- _Request_
Repeat the data below exactly, dropping any pictures it holds.

- _Raw records_
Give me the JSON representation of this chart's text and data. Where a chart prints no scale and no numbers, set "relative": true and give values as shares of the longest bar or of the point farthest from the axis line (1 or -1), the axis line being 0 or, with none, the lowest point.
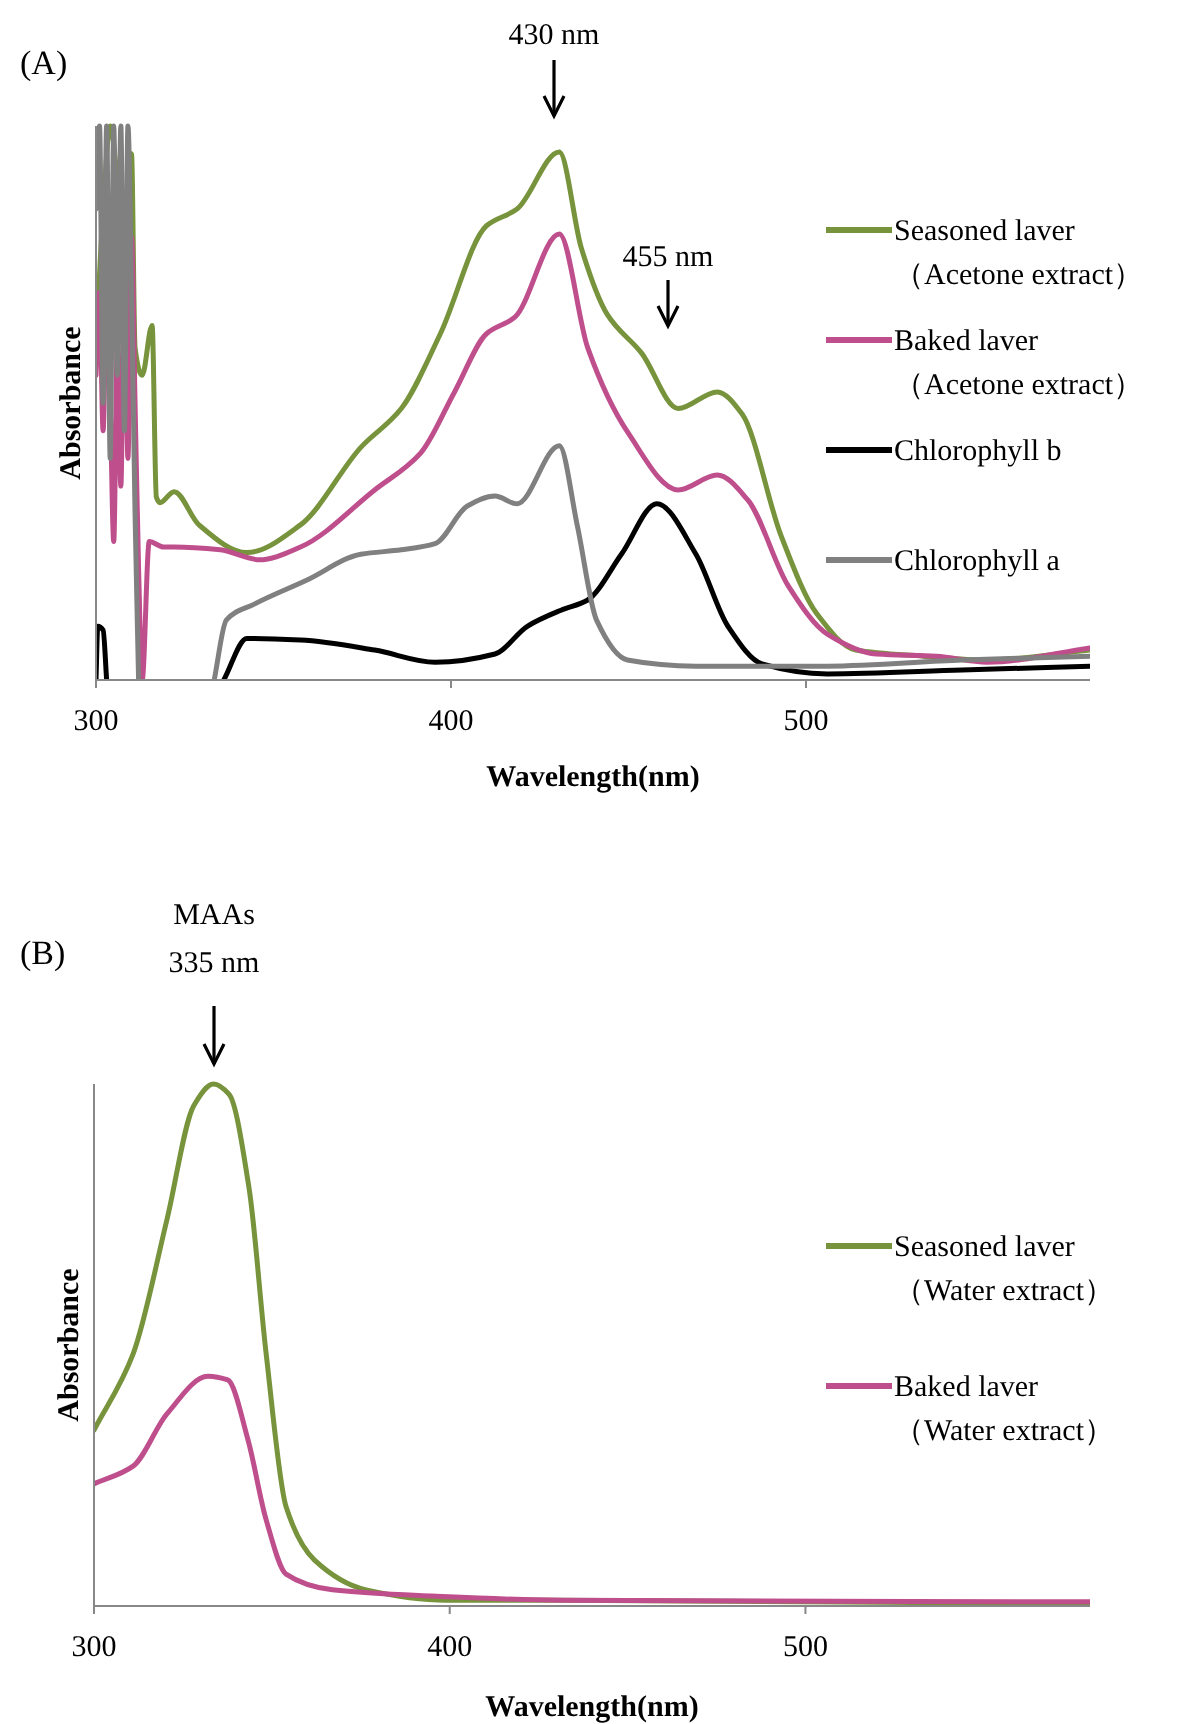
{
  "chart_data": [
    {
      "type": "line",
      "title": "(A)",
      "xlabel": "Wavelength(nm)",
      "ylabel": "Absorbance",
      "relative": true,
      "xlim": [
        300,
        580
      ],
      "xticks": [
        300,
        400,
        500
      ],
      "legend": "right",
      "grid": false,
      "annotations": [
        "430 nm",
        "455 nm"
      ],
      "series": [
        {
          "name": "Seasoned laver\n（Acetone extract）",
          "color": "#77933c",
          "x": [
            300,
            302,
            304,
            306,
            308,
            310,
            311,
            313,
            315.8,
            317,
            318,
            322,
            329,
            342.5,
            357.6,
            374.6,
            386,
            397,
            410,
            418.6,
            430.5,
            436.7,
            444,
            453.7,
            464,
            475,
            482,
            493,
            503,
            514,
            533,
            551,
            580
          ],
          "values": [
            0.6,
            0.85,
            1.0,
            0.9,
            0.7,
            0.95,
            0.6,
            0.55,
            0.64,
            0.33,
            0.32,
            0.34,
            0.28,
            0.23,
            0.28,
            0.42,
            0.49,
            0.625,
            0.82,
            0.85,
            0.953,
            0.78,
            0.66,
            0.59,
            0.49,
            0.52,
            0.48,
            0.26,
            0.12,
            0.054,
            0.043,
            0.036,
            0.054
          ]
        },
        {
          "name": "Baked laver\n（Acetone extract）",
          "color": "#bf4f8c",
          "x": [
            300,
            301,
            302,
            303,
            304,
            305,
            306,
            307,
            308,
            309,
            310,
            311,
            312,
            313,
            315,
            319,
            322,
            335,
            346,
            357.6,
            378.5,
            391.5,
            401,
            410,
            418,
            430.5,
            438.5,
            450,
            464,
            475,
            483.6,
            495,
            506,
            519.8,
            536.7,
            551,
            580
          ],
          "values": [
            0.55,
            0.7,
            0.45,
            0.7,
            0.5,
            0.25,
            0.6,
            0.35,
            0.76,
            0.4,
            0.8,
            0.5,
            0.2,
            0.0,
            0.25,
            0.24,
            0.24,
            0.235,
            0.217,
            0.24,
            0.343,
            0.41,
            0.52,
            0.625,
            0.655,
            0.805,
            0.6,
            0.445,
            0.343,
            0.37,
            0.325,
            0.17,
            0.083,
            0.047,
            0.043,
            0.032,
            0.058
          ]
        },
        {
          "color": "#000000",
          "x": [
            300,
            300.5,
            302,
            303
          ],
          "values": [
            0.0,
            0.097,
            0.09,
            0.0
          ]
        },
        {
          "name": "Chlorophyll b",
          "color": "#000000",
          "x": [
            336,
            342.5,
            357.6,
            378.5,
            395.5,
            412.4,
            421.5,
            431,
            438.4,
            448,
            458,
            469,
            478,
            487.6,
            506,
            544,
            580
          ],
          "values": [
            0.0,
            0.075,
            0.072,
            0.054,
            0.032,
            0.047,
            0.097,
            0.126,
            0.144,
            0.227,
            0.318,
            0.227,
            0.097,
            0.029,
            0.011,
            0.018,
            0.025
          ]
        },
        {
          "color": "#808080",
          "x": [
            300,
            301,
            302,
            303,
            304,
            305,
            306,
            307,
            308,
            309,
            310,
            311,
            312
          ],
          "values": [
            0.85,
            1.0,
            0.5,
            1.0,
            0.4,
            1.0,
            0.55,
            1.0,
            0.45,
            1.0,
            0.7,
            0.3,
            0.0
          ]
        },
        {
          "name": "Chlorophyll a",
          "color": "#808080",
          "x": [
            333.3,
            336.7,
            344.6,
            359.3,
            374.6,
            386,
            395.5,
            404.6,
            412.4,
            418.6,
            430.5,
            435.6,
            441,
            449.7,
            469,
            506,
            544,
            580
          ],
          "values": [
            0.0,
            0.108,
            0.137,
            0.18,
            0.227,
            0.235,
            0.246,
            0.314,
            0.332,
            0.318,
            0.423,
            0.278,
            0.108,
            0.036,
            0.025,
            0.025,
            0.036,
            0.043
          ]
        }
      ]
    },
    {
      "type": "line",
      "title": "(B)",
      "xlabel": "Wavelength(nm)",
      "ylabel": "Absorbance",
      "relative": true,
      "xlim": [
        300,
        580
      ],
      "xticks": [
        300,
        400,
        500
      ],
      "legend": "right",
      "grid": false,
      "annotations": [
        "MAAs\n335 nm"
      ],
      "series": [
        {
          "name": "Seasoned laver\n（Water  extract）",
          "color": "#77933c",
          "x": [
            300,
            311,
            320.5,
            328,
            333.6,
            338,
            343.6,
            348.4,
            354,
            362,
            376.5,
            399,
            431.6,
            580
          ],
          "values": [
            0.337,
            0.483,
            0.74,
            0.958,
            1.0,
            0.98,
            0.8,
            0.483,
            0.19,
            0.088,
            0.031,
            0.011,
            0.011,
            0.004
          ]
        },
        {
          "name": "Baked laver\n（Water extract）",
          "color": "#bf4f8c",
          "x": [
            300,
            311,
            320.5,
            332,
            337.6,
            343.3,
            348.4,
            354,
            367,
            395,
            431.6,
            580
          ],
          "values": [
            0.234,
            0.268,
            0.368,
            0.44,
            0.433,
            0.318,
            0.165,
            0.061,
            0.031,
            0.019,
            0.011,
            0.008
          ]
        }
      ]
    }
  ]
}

- _Worked answer_
Give me the JSON representation of this chart's text and data. Where a chart prints no scale and no numbers, set "relative": true and give values as shares of the longest bar or of the point farthest from the axis line (1 or -1), the axis line being 0 or, with none, the lowest point.
{
  "chart_data": [
    {
      "type": "line",
      "title": "(A)",
      "xlabel": "Wavelength(nm)",
      "ylabel": "Absorbance",
      "relative": true,
      "xlim": [
        300,
        580
      ],
      "xticks": [
        300,
        400,
        500
      ],
      "legend": "right",
      "grid": false,
      "annotations": [
        "430 nm",
        "455 nm"
      ],
      "series": [
        {
          "name": "Seasoned laver\n（Acetone extract）",
          "color": "#77933c",
          "x": [
            300,
            302,
            304,
            306,
            308,
            310,
            311,
            313,
            315.8,
            317,
            318,
            322,
            329,
            342.5,
            357.6,
            374.6,
            386,
            397,
            410,
            418.6,
            430.5,
            436.7,
            444,
            453.7,
            464,
            475,
            482,
            493,
            503,
            514,
            533,
            551,
            580
          ],
          "values": [
            0.6,
            0.85,
            1.0,
            0.9,
            0.7,
            0.95,
            0.6,
            0.55,
            0.64,
            0.33,
            0.32,
            0.34,
            0.28,
            0.23,
            0.28,
            0.42,
            0.49,
            0.625,
            0.82,
            0.85,
            0.953,
            0.78,
            0.66,
            0.59,
            0.49,
            0.52,
            0.48,
            0.26,
            0.12,
            0.054,
            0.043,
            0.036,
            0.054
          ]
        },
        {
          "name": "Baked laver\n（Acetone extract）",
          "color": "#bf4f8c",
          "x": [
            300,
            301,
            302,
            303,
            304,
            305,
            306,
            307,
            308,
            309,
            310,
            311,
            312,
            313,
            315,
            319,
            322,
            335,
            346,
            357.6,
            378.5,
            391.5,
            401,
            410,
            418,
            430.5,
            438.5,
            450,
            464,
            475,
            483.6,
            495,
            506,
            519.8,
            536.7,
            551,
            580
          ],
          "values": [
            0.55,
            0.7,
            0.45,
            0.7,
            0.5,
            0.25,
            0.6,
            0.35,
            0.76,
            0.4,
            0.8,
            0.5,
            0.2,
            0.0,
            0.25,
            0.24,
            0.24,
            0.235,
            0.217,
            0.24,
            0.343,
            0.41,
            0.52,
            0.625,
            0.655,
            0.805,
            0.6,
            0.445,
            0.343,
            0.37,
            0.325,
            0.17,
            0.083,
            0.047,
            0.043,
            0.032,
            0.058
          ]
        },
        {
          "color": "#000000",
          "x": [
            300,
            300.5,
            302,
            303
          ],
          "values": [
            0.0,
            0.097,
            0.09,
            0.0
          ]
        },
        {
          "name": "Chlorophyll b",
          "color": "#000000",
          "x": [
            336,
            342.5,
            357.6,
            378.5,
            395.5,
            412.4,
            421.5,
            431,
            438.4,
            448,
            458,
            469,
            478,
            487.6,
            506,
            544,
            580
          ],
          "values": [
            0.0,
            0.075,
            0.072,
            0.054,
            0.032,
            0.047,
            0.097,
            0.126,
            0.144,
            0.227,
            0.318,
            0.227,
            0.097,
            0.029,
            0.011,
            0.018,
            0.025
          ]
        },
        {
          "color": "#808080",
          "x": [
            300,
            301,
            302,
            303,
            304,
            305,
            306,
            307,
            308,
            309,
            310,
            311,
            312
          ],
          "values": [
            0.85,
            1.0,
            0.5,
            1.0,
            0.4,
            1.0,
            0.55,
            1.0,
            0.45,
            1.0,
            0.7,
            0.3,
            0.0
          ]
        },
        {
          "name": "Chlorophyll a",
          "color": "#808080",
          "x": [
            333.3,
            336.7,
            344.6,
            359.3,
            374.6,
            386,
            395.5,
            404.6,
            412.4,
            418.6,
            430.5,
            435.6,
            441,
            449.7,
            469,
            506,
            544,
            580
          ],
          "values": [
            0.0,
            0.108,
            0.137,
            0.18,
            0.227,
            0.235,
            0.246,
            0.314,
            0.332,
            0.318,
            0.423,
            0.278,
            0.108,
            0.036,
            0.025,
            0.025,
            0.036,
            0.043
          ]
        }
      ]
    },
    {
      "type": "line",
      "title": "(B)",
      "xlabel": "Wavelength(nm)",
      "ylabel": "Absorbance",
      "relative": true,
      "xlim": [
        300,
        580
      ],
      "xticks": [
        300,
        400,
        500
      ],
      "legend": "right",
      "grid": false,
      "annotations": [
        "MAAs\n335 nm"
      ],
      "series": [
        {
          "name": "Seasoned laver\n（Water  extract）",
          "color": "#77933c",
          "x": [
            300,
            311,
            320.5,
            328,
            333.6,
            338,
            343.6,
            348.4,
            354,
            362,
            376.5,
            399,
            431.6,
            580
          ],
          "values": [
            0.337,
            0.483,
            0.74,
            0.958,
            1.0,
            0.98,
            0.8,
            0.483,
            0.19,
            0.088,
            0.031,
            0.011,
            0.011,
            0.004
          ]
        },
        {
          "name": "Baked laver\n（Water extract）",
          "color": "#bf4f8c",
          "x": [
            300,
            311,
            320.5,
            332,
            337.6,
            343.3,
            348.4,
            354,
            367,
            395,
            431.6,
            580
          ],
          "values": [
            0.234,
            0.268,
            0.368,
            0.44,
            0.433,
            0.318,
            0.165,
            0.061,
            0.031,
            0.019,
            0.011,
            0.008
          ]
        }
      ]
    }
  ]
}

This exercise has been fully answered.